(What to work on) In the passage below about International Jazz Day festivals, does each statement agree with the text? Answer yes or no for each and quote the deciding words. 1. The Baku Jazz Festival is held in Azerbaijan. 2. The Rossini Jazz Festival is held in Japan. 3. Two of the festivals named are in the USA.

(Extract to read)
************

Jazz festivals around the world will also be commemorating International Jazz Day through special events. Participating festivals include the Adelaide Jazz Festival (Australia), Baku Jazz Festival (Azerbaijan), Festival Jazz à Ouaga (Burkina Faso), Festival Internacional de Blues y Jazz de Bucuramanga (Colombia), Mladí Ladí Jazz (Czechia), La Esquina Jazz Festival (Guatemala), Jazzfest Budapest (Hungary), Rossini Jazz Festival (Italy), Azalea JazzFEST (Japan), Bishkek International Jazz Festival (Kyrgyzstan), MAMA JAZ (Mauritius), Neuma International Jazz Festival (Mexico), Port Moresby Jazz & Blues Festival (Papua New Guinea), JAZZtrzębie Festiwal (Poland), Scottsdale Jazz Festival and Overtown Jazz Festival (USA) and many more.

************

(Material supplied)
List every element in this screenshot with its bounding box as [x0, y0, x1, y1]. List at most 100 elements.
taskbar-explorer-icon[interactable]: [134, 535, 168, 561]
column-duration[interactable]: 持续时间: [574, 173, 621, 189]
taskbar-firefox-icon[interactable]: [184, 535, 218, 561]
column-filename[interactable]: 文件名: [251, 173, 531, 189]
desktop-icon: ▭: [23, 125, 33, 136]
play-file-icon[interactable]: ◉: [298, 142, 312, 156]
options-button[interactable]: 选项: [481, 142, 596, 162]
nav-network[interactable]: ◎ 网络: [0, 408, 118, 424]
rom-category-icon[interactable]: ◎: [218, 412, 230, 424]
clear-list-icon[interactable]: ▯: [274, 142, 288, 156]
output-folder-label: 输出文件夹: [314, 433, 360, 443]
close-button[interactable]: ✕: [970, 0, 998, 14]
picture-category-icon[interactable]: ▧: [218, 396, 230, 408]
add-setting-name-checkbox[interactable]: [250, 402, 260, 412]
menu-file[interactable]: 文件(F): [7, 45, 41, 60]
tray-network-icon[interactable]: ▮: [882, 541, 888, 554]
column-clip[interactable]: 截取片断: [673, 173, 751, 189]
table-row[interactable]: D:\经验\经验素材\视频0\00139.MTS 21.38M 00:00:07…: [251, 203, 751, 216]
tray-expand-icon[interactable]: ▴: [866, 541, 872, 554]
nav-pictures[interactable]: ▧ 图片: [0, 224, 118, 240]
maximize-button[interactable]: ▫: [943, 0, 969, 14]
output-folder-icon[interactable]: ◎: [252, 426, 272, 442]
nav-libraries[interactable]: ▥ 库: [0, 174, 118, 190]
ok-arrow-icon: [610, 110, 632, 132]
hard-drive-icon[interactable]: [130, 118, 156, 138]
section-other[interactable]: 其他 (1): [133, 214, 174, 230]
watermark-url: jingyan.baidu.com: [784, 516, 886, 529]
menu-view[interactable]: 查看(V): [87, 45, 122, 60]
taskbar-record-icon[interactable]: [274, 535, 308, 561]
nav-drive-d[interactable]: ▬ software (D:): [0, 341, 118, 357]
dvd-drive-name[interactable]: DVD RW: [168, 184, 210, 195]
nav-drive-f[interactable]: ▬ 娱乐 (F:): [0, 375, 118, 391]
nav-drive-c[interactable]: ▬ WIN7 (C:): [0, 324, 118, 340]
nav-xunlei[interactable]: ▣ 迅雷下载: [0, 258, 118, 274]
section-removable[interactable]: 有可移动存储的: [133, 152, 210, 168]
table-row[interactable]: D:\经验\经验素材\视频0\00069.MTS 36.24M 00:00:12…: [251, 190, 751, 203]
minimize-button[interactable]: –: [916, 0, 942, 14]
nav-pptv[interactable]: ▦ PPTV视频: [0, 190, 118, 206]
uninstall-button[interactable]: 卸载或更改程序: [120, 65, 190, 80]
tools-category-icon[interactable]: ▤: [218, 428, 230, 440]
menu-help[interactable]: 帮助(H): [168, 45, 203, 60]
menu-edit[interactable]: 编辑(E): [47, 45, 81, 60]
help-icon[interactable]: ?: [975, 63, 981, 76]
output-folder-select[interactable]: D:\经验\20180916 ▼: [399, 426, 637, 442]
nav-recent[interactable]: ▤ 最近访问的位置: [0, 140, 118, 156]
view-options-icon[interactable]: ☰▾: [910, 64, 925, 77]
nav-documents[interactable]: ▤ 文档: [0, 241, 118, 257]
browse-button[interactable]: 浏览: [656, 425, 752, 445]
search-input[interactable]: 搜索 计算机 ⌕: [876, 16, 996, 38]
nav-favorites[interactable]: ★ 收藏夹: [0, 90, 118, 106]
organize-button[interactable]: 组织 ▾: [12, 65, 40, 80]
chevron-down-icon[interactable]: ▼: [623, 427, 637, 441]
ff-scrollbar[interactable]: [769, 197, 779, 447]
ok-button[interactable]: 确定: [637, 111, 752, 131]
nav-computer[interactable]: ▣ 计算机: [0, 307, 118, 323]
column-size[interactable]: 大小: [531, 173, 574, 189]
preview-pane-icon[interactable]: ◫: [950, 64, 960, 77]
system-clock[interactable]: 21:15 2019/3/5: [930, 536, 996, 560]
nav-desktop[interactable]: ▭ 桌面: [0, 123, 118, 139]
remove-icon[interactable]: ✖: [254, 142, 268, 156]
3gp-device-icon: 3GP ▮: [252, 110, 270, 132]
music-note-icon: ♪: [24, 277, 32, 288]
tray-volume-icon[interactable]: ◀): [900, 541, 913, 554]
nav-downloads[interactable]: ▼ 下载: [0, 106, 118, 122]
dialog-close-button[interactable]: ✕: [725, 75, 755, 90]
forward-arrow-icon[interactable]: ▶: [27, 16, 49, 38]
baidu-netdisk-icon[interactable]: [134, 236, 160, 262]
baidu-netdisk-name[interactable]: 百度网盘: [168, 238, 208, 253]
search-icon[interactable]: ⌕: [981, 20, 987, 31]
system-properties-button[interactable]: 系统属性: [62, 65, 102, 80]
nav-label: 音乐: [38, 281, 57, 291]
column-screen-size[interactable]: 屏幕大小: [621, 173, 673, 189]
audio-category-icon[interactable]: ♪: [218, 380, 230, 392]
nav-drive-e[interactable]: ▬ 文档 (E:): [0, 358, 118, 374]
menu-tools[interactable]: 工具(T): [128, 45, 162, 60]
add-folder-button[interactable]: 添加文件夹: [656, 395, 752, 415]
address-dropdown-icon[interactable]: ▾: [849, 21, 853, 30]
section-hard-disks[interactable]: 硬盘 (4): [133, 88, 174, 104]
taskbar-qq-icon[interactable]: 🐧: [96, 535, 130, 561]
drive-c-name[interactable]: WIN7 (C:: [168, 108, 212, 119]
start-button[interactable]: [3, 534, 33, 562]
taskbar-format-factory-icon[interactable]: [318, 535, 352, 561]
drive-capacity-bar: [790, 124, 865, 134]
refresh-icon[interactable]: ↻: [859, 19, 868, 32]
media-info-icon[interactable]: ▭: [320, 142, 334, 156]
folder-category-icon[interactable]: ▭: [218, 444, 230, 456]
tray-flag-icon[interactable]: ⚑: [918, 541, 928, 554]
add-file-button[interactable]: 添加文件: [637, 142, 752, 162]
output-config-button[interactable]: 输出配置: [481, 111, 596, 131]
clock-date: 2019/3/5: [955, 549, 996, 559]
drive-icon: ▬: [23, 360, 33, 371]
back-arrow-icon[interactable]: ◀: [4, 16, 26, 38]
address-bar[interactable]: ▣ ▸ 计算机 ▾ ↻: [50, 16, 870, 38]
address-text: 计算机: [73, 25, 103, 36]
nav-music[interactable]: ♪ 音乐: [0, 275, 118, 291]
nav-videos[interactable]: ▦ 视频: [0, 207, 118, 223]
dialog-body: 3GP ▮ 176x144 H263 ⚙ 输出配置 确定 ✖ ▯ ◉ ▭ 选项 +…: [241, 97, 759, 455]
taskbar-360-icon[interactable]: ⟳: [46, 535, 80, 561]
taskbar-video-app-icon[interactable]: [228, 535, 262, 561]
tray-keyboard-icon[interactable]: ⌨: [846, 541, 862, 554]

************

(Solution)
1. Yes: "Baku Jazz Festival (Azerbaijan)"
2. No: "Rossini Jazz Festival (Italy)"
3. Yes: "Scottsdale Jazz Festival and Overtown Jazz Festival (USA)"